● **What is being asked**:
In your copy, repeat the records exactly and leave out the pictures.
__________
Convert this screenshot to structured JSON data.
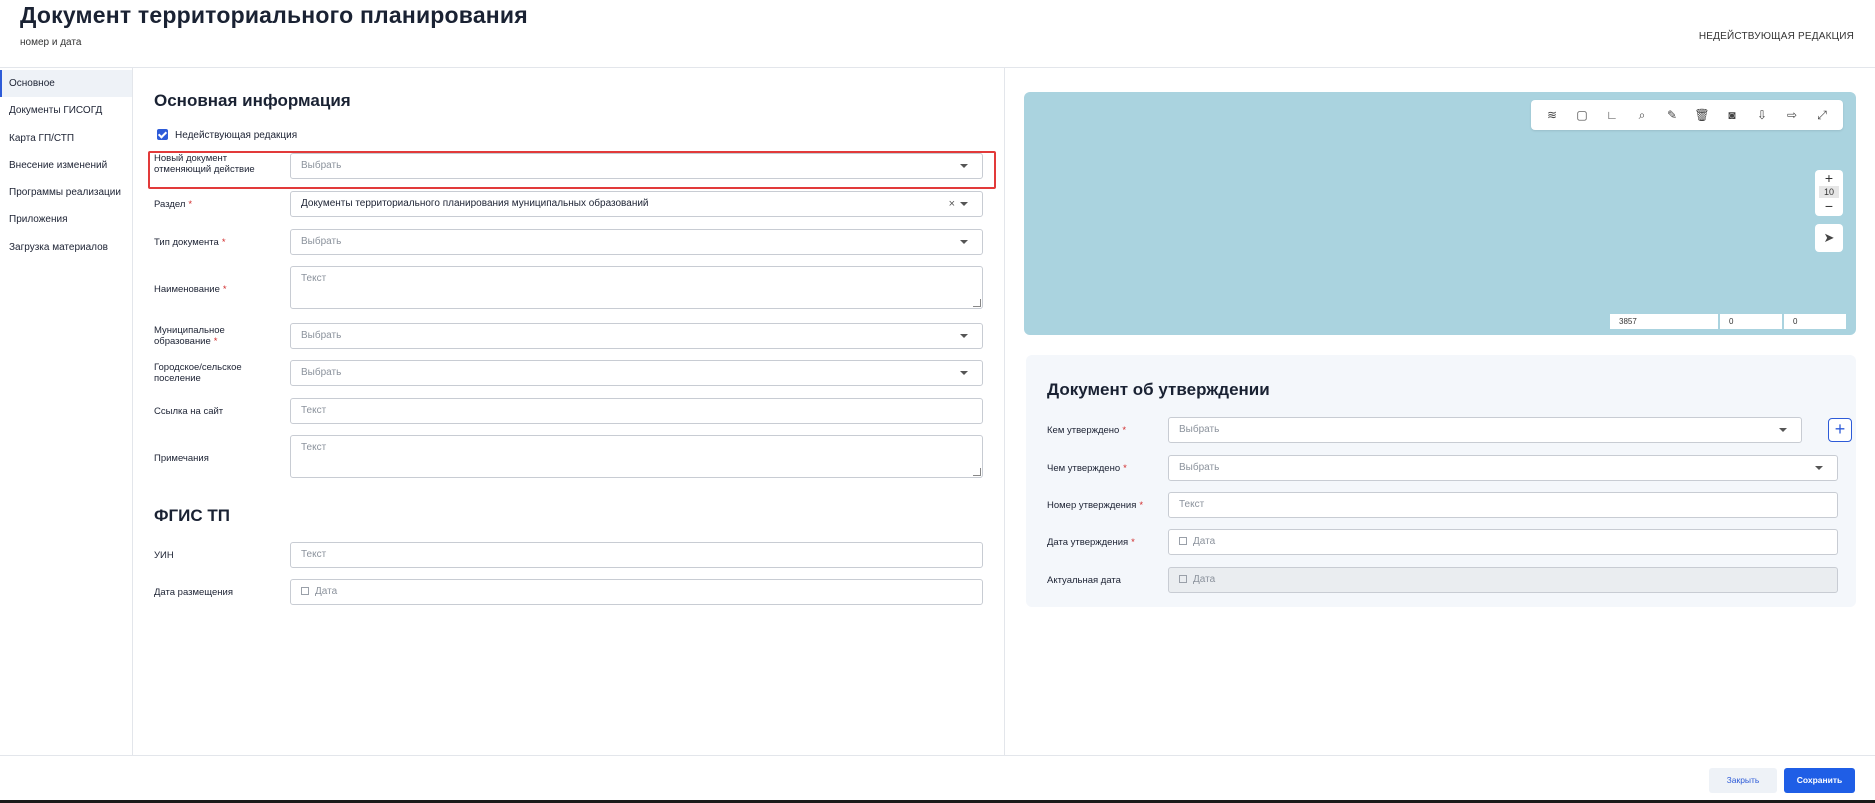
{
  "header": {
    "title": "Документ территориального планирования",
    "subtitle": "номер и дата",
    "status": "НЕДЕЙСТВУЮЩАЯ РЕДАКЦИЯ"
  },
  "sidebar": {
    "items": [
      {
        "label": "Основное",
        "active": true
      },
      {
        "label": "Документы ГИСОГД"
      },
      {
        "label": "Карта ГП/СТП"
      },
      {
        "label": "Внесение изменений"
      },
      {
        "label": "Программы реализации"
      },
      {
        "label": "Приложения"
      },
      {
        "label": "Загрузка материалов"
      }
    ]
  },
  "main_info": {
    "title": "Основная информация",
    "checkbox_label": "Недействующая редакция",
    "checkbox_checked": true,
    "fields": {
      "new_doc": {
        "label": "Новый документ отменяющий действие",
        "placeholder": "Выбрать"
      },
      "section": {
        "label": "Раздел",
        "value": "Документы территориального планирования муниципальных образований"
      },
      "doc_type": {
        "label": "Тип документа",
        "placeholder": "Выбрать"
      },
      "name": {
        "label": "Наименование",
        "placeholder": "Текст"
      },
      "municipality": {
        "label": "Муниципальное образование",
        "placeholder": "Выбрать"
      },
      "settlement": {
        "label": "Городское/сельское поселение",
        "placeholder": "Выбрать"
      },
      "site_link": {
        "label": "Ссылка на сайт",
        "placeholder": "Текст"
      },
      "notes": {
        "label": "Примечания",
        "placeholder": "Текст"
      }
    }
  },
  "fgis": {
    "title": "ФГИС ТП",
    "uin": {
      "label": "УИН",
      "placeholder": "Текст"
    },
    "placement_date": {
      "label": "Дата размещения",
      "placeholder": "Дата"
    }
  },
  "map": {
    "tools": [
      "layers-icon",
      "select-area-icon",
      "measure-icon",
      "search-icon",
      "edit-icon",
      "delete-icon",
      "camera-icon",
      "import-icon",
      "export-icon",
      "fullscreen-icon"
    ],
    "zoom_level": "10",
    "coords": {
      "srid": "3857",
      "x": "0",
      "y": "0"
    }
  },
  "approval": {
    "title": "Документ об утверждении",
    "approved_by": {
      "label": "Кем утверждено",
      "placeholder": "Выбрать"
    },
    "approved_with": {
      "label": "Чем утверждено",
      "placeholder": "Выбрать"
    },
    "number": {
      "label": "Номер утверждения",
      "placeholder": "Текст"
    },
    "date": {
      "label": "Дата утверждения",
      "placeholder": "Дата"
    },
    "actual_date": {
      "label": "Актуальная дата",
      "placeholder": "Дата"
    }
  },
  "footer": {
    "close_label": "Закрыть",
    "save_label": "Сохранить"
  },
  "colors": {
    "accent": "#1f5ee6",
    "highlight": "#e23a3a",
    "map_water": "#aad3df"
  }
}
__________
● **Reply to the exercise**:
Convert this screenshot to structured JSON data.
{
  "header": {
    "title": "Документ территориального планирования",
    "subtitle": "номер и дата",
    "status": "НЕДЕЙСТВУЮЩАЯ РЕДАКЦИЯ"
  },
  "sidebar": {
    "items": [
      {
        "label": "Основное",
        "active": true
      },
      {
        "label": "Документы ГИСОГД"
      },
      {
        "label": "Карта ГП/СТП"
      },
      {
        "label": "Внесение изменений"
      },
      {
        "label": "Программы реализации"
      },
      {
        "label": "Приложения"
      },
      {
        "label": "Загрузка материалов"
      }
    ]
  },
  "main_info": {
    "title": "Основная информация",
    "checkbox_label": "Недействующая редакция",
    "checkbox_checked": true,
    "fields": {
      "new_doc": {
        "label": "Новый документ отменяющий действие",
        "placeholder": "Выбрать"
      },
      "section": {
        "label": "Раздел",
        "value": "Документы территориального планирования муниципальных образований"
      },
      "doc_type": {
        "label": "Тип документа",
        "placeholder": "Выбрать"
      },
      "name": {
        "label": "Наименование",
        "placeholder": "Текст"
      },
      "municipality": {
        "label": "Муниципальное образование",
        "placeholder": "Выбрать"
      },
      "settlement": {
        "label": "Городское/сельское поселение",
        "placeholder": "Выбрать"
      },
      "site_link": {
        "label": "Ссылка на сайт",
        "placeholder": "Текст"
      },
      "notes": {
        "label": "Примечания",
        "placeholder": "Текст"
      }
    }
  },
  "fgis": {
    "title": "ФГИС ТП",
    "uin": {
      "label": "УИН",
      "placeholder": "Текст"
    },
    "placement_date": {
      "label": "Дата размещения",
      "placeholder": "Дата"
    }
  },
  "map": {
    "tools": [
      "layers-icon",
      "select-area-icon",
      "measure-icon",
      "search-icon",
      "edit-icon",
      "delete-icon",
      "camera-icon",
      "import-icon",
      "export-icon",
      "fullscreen-icon"
    ],
    "zoom_level": "10",
    "coords": {
      "srid": "3857",
      "x": "0",
      "y": "0"
    }
  },
  "approval": {
    "title": "Документ об утверждении",
    "approved_by": {
      "label": "Кем утверждено",
      "placeholder": "Выбрать"
    },
    "approved_with": {
      "label": "Чем утверждено",
      "placeholder": "Выбрать"
    },
    "number": {
      "label": "Номер утверждения",
      "placeholder": "Текст"
    },
    "date": {
      "label": "Дата утверждения",
      "placeholder": "Дата"
    },
    "actual_date": {
      "label": "Актуальная дата",
      "placeholder": "Дата"
    }
  },
  "footer": {
    "close_label": "Закрыть",
    "save_label": "Сохранить"
  },
  "colors": {
    "accent": "#1f5ee6",
    "highlight": "#e23a3a",
    "map_water": "#aad3df"
  }
}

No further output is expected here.